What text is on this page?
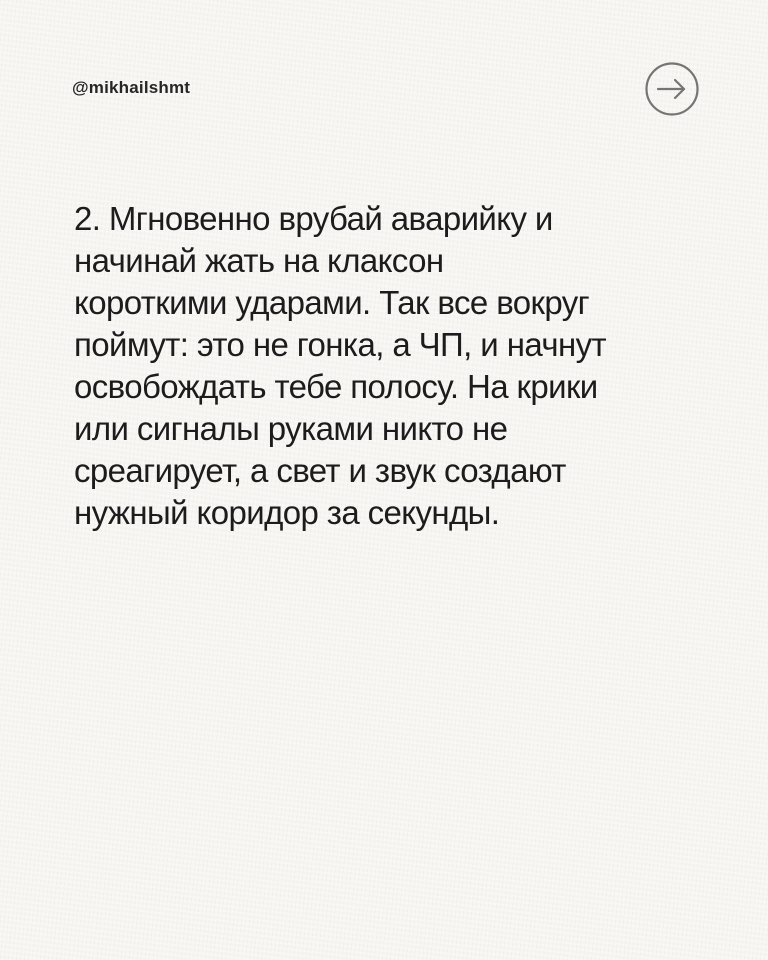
@mikhailshmt
2. Мгновенно врубай аварийку и
начинай жать на клаксон
короткими ударами. Так все вокруг
поймут: это не гонка, а ЧП, и начнут
освобождать тебе полосу. На крики
или сигналы руками никто не
среагирует, а свет и звук создают
нужный коридор за секунды.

**Work instructions**
Give back the whole listing as it stands, minus its pictures.

**Output for this task**
What text is on this page?
@mikhailshmt
2. Мгновенно врубай аварийку и
начинай жать на клаксон
короткими ударами. Так все вокруг
поймут: это не гонка, а ЧП, и начнут
освобождать тебе полосу. На крики
или сигналы руками никто не
среагирует, а свет и звук создают
нужный коридор за секунды.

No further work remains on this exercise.